### Required work
Extract the records in full, leaving every picture out.

(Records about charts and figures)
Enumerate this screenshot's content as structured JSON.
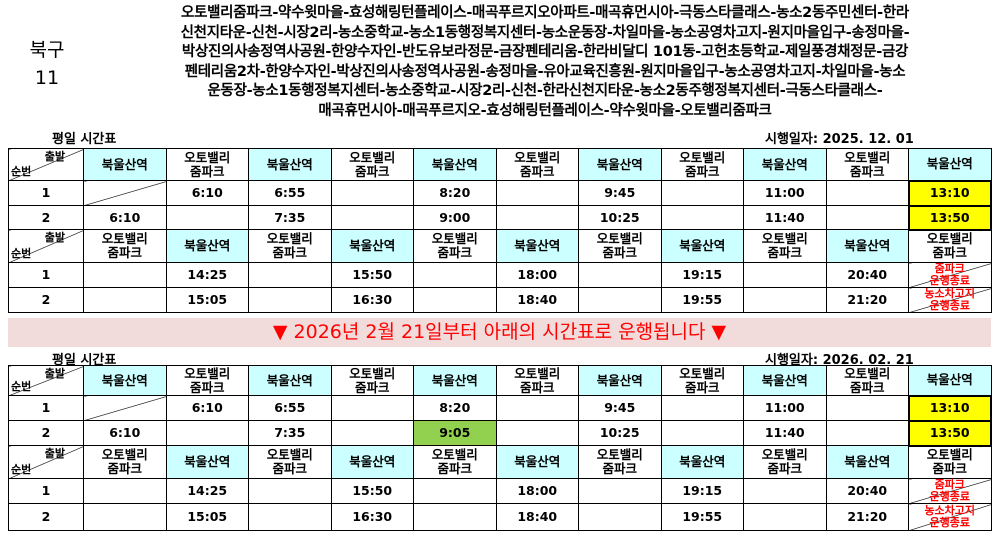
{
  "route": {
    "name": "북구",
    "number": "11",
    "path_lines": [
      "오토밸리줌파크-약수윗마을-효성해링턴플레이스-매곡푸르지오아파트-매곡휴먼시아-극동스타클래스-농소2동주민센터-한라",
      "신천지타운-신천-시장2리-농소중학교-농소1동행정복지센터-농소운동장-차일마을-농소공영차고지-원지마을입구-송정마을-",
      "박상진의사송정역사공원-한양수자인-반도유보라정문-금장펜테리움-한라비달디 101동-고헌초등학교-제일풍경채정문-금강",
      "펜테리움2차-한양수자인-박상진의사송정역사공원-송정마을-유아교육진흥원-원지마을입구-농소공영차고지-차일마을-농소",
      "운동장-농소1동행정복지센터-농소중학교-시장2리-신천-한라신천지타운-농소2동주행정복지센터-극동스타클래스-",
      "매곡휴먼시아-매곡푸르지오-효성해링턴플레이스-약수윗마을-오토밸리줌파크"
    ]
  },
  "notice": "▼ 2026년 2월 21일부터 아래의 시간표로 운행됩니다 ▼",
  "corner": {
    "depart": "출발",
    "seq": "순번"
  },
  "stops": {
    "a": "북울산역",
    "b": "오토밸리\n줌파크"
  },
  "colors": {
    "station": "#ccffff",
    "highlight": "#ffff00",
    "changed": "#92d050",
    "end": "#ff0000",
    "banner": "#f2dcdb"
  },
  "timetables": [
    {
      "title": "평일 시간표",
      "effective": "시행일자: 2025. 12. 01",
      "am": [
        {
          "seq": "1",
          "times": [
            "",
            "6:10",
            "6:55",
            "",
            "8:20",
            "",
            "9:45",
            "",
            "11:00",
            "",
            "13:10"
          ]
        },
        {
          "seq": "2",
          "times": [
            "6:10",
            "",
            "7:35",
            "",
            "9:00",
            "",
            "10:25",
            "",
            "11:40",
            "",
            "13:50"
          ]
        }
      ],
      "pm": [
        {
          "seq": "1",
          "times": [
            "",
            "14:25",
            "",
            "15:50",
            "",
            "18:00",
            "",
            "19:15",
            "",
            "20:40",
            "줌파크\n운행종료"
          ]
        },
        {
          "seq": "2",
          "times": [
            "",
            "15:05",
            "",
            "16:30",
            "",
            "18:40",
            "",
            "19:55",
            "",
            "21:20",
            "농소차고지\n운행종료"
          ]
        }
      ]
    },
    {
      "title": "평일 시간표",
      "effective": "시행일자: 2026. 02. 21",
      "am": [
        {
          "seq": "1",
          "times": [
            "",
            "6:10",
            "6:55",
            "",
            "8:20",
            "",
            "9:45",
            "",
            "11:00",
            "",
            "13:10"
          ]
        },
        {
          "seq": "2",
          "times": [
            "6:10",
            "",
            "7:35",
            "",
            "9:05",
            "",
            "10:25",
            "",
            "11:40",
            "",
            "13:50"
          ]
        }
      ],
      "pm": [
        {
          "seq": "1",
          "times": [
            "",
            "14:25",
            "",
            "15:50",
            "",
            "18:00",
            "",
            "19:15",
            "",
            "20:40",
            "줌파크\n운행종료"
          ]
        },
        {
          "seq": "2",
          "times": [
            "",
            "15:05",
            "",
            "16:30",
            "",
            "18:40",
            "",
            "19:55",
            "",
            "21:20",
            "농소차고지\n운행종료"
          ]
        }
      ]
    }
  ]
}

### Result of this task
Enumerate this screenshot's content as structured JSON.
{
  "route": {
    "name": "북구",
    "number": "11",
    "path_lines": [
      "오토밸리줌파크-약수윗마을-효성해링턴플레이스-매곡푸르지오아파트-매곡휴먼시아-극동스타클래스-농소2동주민센터-한라",
      "신천지타운-신천-시장2리-농소중학교-농소1동행정복지센터-농소운동장-차일마을-농소공영차고지-원지마을입구-송정마을-",
      "박상진의사송정역사공원-한양수자인-반도유보라정문-금장펜테리움-한라비달디 101동-고헌초등학교-제일풍경채정문-금강",
      "펜테리움2차-한양수자인-박상진의사송정역사공원-송정마을-유아교육진흥원-원지마을입구-농소공영차고지-차일마을-농소",
      "운동장-농소1동행정복지센터-농소중학교-시장2리-신천-한라신천지타운-농소2동주행정복지센터-극동스타클래스-",
      "매곡휴먼시아-매곡푸르지오-효성해링턴플레이스-약수윗마을-오토밸리줌파크"
    ]
  },
  "notice": "▼ 2026년 2월 21일부터 아래의 시간표로 운행됩니다 ▼",
  "corner": {
    "depart": "출발",
    "seq": "순번"
  },
  "stops": {
    "a": "북울산역",
    "b": "오토밸리\n줌파크"
  },
  "colors": {
    "station": "#ccffff",
    "highlight": "#ffff00",
    "changed": "#92d050",
    "end": "#ff0000",
    "banner": "#f2dcdb"
  },
  "timetables": [
    {
      "title": "평일 시간표",
      "effective": "시행일자: 2025. 12. 01",
      "am": [
        {
          "seq": "1",
          "times": [
            "",
            "6:10",
            "6:55",
            "",
            "8:20",
            "",
            "9:45",
            "",
            "11:00",
            "",
            "13:10"
          ]
        },
        {
          "seq": "2",
          "times": [
            "6:10",
            "",
            "7:35",
            "",
            "9:00",
            "",
            "10:25",
            "",
            "11:40",
            "",
            "13:50"
          ]
        }
      ],
      "pm": [
        {
          "seq": "1",
          "times": [
            "",
            "14:25",
            "",
            "15:50",
            "",
            "18:00",
            "",
            "19:15",
            "",
            "20:40",
            "줌파크\n운행종료"
          ]
        },
        {
          "seq": "2",
          "times": [
            "",
            "15:05",
            "",
            "16:30",
            "",
            "18:40",
            "",
            "19:55",
            "",
            "21:20",
            "농소차고지\n운행종료"
          ]
        }
      ]
    },
    {
      "title": "평일 시간표",
      "effective": "시행일자: 2026. 02. 21",
      "am": [
        {
          "seq": "1",
          "times": [
            "",
            "6:10",
            "6:55",
            "",
            "8:20",
            "",
            "9:45",
            "",
            "11:00",
            "",
            "13:10"
          ]
        },
        {
          "seq": "2",
          "times": [
            "6:10",
            "",
            "7:35",
            "",
            "9:05",
            "",
            "10:25",
            "",
            "11:40",
            "",
            "13:50"
          ]
        }
      ],
      "pm": [
        {
          "seq": "1",
          "times": [
            "",
            "14:25",
            "",
            "15:50",
            "",
            "18:00",
            "",
            "19:15",
            "",
            "20:40",
            "줌파크\n운행종료"
          ]
        },
        {
          "seq": "2",
          "times": [
            "",
            "15:05",
            "",
            "16:30",
            "",
            "18:40",
            "",
            "19:55",
            "",
            "21:20",
            "농소차고지\n운행종료"
          ]
        }
      ]
    }
  ]
}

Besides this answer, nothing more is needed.